▸ **Stated task**
Write out all the entries word for word, but skip any images.

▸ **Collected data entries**
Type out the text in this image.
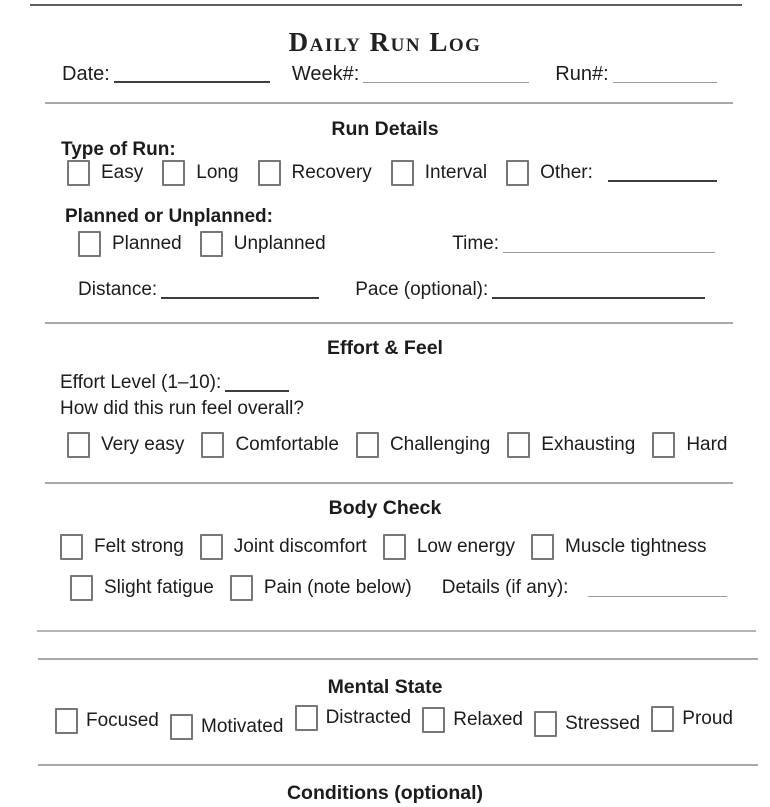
Daily Run Log
Date:	Week#:	Run#:
Run Details
Type of Run:
Easy	Long	Recovery	Interval	Other:
Planned or Unplanned:
Planned	Unplanned	Time:
Distance:	Pace (optional):
Effort & Feel
Effort Level (1–10):
How did this run feel overall?
Very easy	Comfortable	Challenging	Exhausting	Hard
Body Check
Felt strong	Joint discomfort	Low energy	Muscle tightness
Slight fatigue	Pain (note below) Details (if any):
Mental State
Focused Motivated Distracted Relaxed Stressed Proud
Conditions (optional)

▸ **Solution for this problem**
Type out the text in this image.
Daily Run Log
Date:	Week#:	Run#:
Run Details
Type of Run:
Easy	Long	Recovery	Interval	Other:
Planned or Unplanned:
Planned	Unplanned	Time:
Distance:	Pace (optional):
Effort & Feel
Effort Level (1–10):
How did this run feel overall?
Very easy	Comfortable	Challenging	Exhausting	Hard
Body Check
Felt strong	Joint discomfort	Low energy	Muscle tightness
Slight fatigue	Pain (note below) Details (if any):
Mental State
Focused Motivated Distracted Relaxed Stressed Proud
Conditions (optional)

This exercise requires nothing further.